▸ **Task description**
Once the images are set aside, write out the rest of the records exactly.

▸ **Entries supplied**
==========
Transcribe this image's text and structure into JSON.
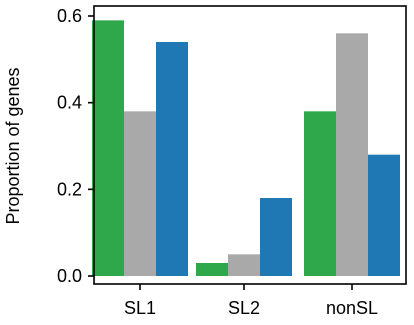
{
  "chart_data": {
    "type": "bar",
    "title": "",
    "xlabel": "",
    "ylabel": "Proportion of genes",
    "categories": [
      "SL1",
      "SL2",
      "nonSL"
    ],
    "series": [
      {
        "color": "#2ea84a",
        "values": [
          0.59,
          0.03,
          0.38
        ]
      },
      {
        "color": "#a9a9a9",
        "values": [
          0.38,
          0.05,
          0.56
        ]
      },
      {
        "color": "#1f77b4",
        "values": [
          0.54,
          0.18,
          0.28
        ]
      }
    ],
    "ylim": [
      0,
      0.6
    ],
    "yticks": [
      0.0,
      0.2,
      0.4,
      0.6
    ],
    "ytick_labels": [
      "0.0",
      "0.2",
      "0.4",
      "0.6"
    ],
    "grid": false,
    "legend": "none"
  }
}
==========
▸ **Answer box**
Transcribe this image's text and structure into JSON.
{
  "chart_data": {
    "type": "bar",
    "title": "",
    "xlabel": "",
    "ylabel": "Proportion of genes",
    "categories": [
      "SL1",
      "SL2",
      "nonSL"
    ],
    "series": [
      {
        "color": "#2ea84a",
        "values": [
          0.59,
          0.03,
          0.38
        ]
      },
      {
        "color": "#a9a9a9",
        "values": [
          0.38,
          0.05,
          0.56
        ]
      },
      {
        "color": "#1f77b4",
        "values": [
          0.54,
          0.18,
          0.28
        ]
      }
    ],
    "ylim": [
      0,
      0.6
    ],
    "yticks": [
      0.0,
      0.2,
      0.4,
      0.6
    ],
    "ytick_labels": [
      "0.0",
      "0.2",
      "0.4",
      "0.6"
    ],
    "grid": false,
    "legend": "none"
  }
}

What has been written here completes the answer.